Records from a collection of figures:
────────────────────
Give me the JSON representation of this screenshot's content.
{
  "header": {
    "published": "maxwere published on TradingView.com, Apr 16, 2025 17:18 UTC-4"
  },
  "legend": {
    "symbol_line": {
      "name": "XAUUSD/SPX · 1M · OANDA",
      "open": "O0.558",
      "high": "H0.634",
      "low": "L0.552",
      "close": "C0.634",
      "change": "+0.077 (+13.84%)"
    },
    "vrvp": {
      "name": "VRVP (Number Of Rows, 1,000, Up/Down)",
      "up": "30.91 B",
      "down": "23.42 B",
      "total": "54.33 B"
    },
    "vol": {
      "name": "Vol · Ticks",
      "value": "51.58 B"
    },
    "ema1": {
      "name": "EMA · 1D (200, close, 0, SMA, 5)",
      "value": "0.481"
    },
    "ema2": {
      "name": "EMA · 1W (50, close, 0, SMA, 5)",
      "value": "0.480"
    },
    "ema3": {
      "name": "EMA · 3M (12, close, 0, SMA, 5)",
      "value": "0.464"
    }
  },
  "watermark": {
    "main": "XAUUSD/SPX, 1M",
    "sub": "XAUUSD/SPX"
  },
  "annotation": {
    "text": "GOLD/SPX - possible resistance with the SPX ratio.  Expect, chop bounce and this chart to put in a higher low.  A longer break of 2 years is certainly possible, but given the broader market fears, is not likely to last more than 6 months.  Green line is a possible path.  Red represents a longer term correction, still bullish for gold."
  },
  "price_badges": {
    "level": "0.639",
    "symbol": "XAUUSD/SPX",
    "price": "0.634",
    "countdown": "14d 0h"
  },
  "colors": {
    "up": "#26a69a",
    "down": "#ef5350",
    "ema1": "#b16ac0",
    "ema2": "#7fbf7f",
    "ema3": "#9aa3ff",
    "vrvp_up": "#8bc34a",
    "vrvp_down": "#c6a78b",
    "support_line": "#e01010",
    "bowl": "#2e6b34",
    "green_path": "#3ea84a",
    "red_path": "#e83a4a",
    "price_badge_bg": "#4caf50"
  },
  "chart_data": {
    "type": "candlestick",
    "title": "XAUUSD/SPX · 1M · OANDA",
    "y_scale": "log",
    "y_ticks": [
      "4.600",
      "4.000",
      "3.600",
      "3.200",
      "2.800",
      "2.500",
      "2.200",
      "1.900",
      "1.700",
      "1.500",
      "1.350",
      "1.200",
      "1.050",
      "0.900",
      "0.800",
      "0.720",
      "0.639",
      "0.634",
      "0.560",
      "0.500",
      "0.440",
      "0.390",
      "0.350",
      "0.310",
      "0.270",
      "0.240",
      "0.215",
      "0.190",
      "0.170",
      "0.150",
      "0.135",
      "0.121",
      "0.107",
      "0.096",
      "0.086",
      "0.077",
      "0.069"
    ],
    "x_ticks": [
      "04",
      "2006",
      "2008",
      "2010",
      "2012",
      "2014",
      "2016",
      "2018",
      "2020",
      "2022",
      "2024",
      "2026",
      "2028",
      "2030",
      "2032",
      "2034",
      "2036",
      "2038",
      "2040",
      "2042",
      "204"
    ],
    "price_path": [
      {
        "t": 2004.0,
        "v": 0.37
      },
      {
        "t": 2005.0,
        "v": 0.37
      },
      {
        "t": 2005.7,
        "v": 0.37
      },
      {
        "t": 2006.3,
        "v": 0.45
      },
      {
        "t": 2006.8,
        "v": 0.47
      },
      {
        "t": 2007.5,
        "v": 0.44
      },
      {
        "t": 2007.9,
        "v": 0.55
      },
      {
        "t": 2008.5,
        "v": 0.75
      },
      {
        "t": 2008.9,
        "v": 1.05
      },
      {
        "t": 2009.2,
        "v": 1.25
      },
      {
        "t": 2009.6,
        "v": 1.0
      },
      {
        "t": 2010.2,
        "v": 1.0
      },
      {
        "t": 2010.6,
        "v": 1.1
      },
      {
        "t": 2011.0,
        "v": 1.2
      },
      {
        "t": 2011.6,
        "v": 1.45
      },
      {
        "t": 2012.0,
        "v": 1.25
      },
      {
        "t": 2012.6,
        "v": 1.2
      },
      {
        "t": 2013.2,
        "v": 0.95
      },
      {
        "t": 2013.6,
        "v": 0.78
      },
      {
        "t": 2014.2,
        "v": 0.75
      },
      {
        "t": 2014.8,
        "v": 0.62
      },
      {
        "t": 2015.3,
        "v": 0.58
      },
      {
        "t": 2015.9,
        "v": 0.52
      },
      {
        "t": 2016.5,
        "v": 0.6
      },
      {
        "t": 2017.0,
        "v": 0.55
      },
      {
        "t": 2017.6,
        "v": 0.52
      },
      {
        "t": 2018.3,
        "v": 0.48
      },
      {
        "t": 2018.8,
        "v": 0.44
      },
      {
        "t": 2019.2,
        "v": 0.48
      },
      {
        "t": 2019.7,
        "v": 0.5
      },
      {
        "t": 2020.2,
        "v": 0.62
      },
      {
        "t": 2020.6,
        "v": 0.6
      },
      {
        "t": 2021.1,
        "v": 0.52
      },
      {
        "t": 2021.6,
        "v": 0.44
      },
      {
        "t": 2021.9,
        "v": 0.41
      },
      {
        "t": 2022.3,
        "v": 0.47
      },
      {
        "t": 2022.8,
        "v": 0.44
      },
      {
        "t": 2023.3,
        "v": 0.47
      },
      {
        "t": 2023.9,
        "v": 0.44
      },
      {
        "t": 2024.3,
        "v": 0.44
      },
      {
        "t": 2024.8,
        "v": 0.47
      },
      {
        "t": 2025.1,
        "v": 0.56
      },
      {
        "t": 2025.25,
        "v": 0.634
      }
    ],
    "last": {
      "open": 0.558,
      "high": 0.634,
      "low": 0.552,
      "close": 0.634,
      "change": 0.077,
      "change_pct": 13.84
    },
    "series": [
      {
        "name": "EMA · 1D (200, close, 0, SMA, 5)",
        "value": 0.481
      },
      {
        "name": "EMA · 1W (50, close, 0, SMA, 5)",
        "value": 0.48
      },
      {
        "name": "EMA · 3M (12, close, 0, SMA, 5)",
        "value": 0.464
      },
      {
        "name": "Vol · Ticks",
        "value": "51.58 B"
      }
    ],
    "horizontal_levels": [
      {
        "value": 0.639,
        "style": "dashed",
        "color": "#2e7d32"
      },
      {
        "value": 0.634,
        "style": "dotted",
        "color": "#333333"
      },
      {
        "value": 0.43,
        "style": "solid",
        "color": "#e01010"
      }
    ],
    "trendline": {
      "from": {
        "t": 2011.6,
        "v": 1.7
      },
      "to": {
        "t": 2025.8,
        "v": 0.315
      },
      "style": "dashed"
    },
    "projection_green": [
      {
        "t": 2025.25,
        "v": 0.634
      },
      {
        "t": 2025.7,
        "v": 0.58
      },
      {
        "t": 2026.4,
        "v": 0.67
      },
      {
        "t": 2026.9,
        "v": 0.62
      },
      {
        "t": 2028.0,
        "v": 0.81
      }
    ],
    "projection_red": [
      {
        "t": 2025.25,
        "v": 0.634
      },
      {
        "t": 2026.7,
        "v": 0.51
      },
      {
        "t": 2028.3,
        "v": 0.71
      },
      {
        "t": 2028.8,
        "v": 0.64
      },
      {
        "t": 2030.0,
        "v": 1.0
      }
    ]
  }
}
────────────────────
* What the task asks
Return each line that includes "last".

* Output for this exercise
    "text": "GOLD/SPX - possible resistance with the SPX ratio.  Expect, chop bounce and this chart to put in a higher low.  A longer break of 2 years is certainly possible, but given the broader market fears, is not likely to last more than 6 months.  Green line is a possible path.  Red represents a longer term correction, still bullish for gold."
    "last": {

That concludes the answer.